* START *

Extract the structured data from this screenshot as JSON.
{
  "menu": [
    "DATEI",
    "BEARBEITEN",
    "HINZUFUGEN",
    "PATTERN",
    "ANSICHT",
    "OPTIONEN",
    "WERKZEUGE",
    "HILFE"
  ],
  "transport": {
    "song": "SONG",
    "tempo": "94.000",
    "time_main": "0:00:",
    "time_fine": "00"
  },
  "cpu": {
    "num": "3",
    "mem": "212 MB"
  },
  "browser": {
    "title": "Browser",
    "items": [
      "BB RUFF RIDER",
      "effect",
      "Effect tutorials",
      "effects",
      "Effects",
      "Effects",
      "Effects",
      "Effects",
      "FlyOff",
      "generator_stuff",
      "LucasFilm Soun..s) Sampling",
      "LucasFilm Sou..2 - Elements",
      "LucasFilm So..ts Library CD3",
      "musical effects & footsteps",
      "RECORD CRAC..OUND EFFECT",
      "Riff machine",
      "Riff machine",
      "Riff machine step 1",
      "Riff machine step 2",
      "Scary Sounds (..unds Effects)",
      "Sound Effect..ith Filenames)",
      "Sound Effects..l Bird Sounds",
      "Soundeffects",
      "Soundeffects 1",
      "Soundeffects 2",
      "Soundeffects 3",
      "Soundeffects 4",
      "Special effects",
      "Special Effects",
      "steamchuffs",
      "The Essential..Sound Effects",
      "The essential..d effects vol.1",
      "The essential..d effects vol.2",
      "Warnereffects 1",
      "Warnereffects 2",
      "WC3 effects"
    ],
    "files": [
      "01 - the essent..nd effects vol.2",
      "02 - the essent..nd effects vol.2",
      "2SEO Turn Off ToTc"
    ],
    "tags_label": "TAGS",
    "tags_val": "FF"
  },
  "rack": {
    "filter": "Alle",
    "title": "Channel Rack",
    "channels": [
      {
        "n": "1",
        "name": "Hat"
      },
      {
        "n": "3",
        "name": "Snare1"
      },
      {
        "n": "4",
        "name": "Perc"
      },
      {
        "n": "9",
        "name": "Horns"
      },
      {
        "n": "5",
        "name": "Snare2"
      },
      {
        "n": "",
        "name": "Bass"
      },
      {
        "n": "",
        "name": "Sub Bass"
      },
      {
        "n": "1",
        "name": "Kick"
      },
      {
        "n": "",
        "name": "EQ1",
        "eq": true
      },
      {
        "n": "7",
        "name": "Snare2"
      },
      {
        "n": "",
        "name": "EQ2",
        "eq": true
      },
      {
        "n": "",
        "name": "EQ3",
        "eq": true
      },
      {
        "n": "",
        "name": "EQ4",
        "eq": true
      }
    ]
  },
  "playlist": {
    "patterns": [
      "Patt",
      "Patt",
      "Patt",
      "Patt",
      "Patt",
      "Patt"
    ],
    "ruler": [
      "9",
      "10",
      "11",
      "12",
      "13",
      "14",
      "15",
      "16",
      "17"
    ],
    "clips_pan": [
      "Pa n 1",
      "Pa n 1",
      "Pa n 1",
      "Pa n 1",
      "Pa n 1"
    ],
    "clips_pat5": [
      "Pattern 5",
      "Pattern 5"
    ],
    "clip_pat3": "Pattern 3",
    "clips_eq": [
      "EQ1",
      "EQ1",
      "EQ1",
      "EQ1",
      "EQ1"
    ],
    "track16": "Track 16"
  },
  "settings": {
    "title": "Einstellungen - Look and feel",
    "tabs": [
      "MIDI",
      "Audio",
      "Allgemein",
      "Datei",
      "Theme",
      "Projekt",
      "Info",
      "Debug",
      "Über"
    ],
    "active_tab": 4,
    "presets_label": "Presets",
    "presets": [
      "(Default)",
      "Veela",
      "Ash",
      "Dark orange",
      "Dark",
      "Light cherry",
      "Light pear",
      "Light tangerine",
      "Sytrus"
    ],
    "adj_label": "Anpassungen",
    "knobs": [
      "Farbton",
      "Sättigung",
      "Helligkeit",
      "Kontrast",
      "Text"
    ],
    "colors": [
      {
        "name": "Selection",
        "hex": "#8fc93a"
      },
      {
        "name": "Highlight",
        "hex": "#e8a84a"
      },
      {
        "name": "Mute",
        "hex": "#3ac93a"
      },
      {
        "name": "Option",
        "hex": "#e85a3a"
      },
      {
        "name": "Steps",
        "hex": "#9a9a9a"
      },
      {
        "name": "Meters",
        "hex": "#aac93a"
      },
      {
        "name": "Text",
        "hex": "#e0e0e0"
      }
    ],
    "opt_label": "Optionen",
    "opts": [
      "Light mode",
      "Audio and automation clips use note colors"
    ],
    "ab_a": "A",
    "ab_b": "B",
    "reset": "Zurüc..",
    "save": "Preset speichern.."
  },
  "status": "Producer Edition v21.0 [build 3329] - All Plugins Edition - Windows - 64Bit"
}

* END *

Every line in the data that holds "Audio" should be copied out.

      "Audio",
      "Audio and automation clips use note colors"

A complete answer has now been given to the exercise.